___ DATA FOR THE TASK ___

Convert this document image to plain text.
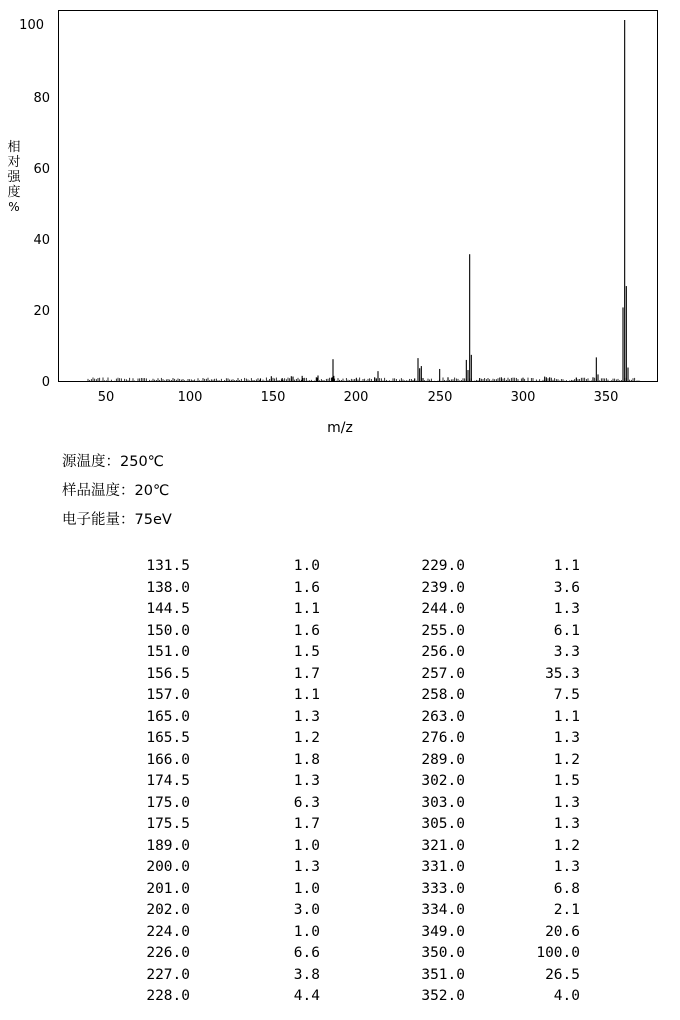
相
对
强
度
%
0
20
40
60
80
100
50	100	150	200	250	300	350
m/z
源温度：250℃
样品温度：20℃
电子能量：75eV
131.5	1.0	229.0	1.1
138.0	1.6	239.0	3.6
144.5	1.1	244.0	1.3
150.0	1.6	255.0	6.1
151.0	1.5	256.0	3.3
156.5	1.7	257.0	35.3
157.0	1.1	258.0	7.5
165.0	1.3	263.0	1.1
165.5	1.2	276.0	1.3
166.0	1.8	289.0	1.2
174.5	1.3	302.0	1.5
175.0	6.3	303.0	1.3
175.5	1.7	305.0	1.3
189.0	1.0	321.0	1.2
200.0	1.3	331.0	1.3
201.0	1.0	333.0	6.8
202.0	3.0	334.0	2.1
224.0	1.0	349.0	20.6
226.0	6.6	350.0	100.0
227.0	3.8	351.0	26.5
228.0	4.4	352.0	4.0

___
___ DATA FOR THE TASK ___

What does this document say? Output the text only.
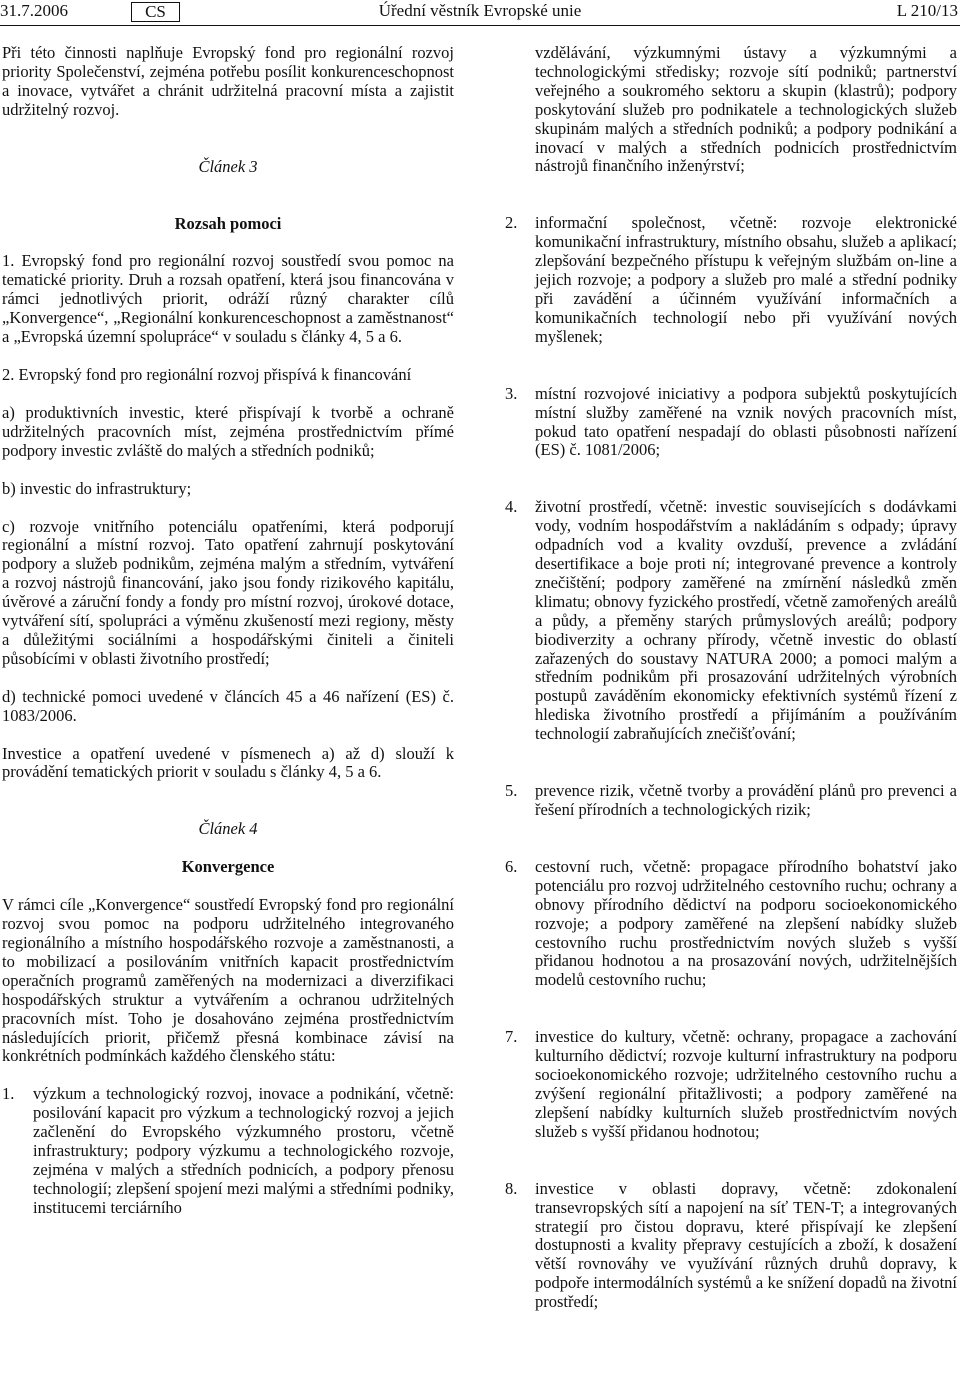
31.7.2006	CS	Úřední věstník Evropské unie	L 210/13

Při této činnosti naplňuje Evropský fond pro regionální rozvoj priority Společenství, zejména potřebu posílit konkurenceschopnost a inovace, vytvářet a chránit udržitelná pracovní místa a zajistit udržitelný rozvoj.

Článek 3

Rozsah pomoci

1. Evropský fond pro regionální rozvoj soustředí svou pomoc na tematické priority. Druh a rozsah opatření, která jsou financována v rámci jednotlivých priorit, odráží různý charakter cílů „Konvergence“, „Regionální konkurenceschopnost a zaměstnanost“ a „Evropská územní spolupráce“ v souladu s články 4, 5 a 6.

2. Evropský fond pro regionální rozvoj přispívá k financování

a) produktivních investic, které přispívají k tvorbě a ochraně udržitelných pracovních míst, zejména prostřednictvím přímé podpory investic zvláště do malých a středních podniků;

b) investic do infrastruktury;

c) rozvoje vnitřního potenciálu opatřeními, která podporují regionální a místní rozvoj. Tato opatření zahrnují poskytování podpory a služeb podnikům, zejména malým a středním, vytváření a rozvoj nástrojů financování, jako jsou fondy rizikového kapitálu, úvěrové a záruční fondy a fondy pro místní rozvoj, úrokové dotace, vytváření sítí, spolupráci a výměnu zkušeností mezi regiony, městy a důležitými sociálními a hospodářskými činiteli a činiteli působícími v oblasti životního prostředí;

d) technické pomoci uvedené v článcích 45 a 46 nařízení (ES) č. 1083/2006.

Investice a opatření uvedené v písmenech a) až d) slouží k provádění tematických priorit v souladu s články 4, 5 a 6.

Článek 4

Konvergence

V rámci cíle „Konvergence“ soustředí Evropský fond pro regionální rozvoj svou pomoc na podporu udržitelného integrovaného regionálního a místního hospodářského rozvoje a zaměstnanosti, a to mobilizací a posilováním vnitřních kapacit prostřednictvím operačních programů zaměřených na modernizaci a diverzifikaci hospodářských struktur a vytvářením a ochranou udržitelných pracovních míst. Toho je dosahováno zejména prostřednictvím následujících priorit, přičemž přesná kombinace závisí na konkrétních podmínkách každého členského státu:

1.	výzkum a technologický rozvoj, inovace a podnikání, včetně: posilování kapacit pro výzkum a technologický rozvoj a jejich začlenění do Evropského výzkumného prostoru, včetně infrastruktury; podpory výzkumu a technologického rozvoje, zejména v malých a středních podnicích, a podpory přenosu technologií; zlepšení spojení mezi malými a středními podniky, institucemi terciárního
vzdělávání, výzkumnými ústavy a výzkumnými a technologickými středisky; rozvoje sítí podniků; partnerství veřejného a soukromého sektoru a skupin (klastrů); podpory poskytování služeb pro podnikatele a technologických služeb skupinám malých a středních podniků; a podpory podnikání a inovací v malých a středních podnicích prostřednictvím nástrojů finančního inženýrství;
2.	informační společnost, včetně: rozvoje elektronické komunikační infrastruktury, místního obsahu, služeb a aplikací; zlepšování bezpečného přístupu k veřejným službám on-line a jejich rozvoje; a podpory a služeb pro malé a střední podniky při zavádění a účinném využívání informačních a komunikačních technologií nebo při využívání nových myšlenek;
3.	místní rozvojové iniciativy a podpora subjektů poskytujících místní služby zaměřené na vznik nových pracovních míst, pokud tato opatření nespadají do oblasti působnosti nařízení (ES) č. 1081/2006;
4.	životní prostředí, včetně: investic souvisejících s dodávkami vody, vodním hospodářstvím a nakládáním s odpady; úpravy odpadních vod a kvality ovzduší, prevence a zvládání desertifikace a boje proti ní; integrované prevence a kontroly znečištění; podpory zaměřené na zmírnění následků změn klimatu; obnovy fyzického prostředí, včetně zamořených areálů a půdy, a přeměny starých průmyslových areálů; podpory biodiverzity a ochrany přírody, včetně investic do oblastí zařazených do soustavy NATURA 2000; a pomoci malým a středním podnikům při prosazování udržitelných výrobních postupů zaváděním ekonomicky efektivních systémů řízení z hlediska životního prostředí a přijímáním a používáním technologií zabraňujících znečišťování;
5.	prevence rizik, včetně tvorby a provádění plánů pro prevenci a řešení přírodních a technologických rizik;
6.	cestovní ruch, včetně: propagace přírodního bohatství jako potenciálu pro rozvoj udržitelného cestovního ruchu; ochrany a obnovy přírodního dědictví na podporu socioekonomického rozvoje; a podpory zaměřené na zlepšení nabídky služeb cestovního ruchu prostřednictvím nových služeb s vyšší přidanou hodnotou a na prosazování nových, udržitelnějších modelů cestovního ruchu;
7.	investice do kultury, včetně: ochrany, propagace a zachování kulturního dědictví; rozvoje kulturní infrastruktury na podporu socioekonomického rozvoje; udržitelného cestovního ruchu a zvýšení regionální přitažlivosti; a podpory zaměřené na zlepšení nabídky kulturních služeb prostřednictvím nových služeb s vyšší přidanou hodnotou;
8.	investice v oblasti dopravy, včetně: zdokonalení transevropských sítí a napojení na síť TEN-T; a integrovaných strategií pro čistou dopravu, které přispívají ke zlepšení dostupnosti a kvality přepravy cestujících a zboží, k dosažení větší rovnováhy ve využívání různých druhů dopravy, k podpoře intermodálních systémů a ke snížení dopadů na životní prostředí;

___
___ DATA FOR THE TASK ___

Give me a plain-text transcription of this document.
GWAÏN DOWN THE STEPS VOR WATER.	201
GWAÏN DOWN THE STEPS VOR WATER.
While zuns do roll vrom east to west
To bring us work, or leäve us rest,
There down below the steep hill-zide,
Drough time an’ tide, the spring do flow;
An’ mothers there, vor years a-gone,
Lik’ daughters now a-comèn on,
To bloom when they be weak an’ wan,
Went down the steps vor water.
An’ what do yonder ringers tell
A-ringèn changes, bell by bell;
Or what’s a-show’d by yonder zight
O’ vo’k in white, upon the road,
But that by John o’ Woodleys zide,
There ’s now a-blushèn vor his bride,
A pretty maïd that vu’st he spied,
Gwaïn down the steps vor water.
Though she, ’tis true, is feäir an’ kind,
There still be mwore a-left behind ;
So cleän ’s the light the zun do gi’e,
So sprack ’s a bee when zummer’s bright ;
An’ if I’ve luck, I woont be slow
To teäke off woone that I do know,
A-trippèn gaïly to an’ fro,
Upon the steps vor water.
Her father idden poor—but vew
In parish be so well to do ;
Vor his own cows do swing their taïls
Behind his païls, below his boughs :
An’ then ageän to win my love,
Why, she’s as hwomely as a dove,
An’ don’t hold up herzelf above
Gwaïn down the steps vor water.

___

TASK BRIEF: How many of the lines above include the string "yonder"? Answer with the number only.

OUTPUT OF THE TASK: 2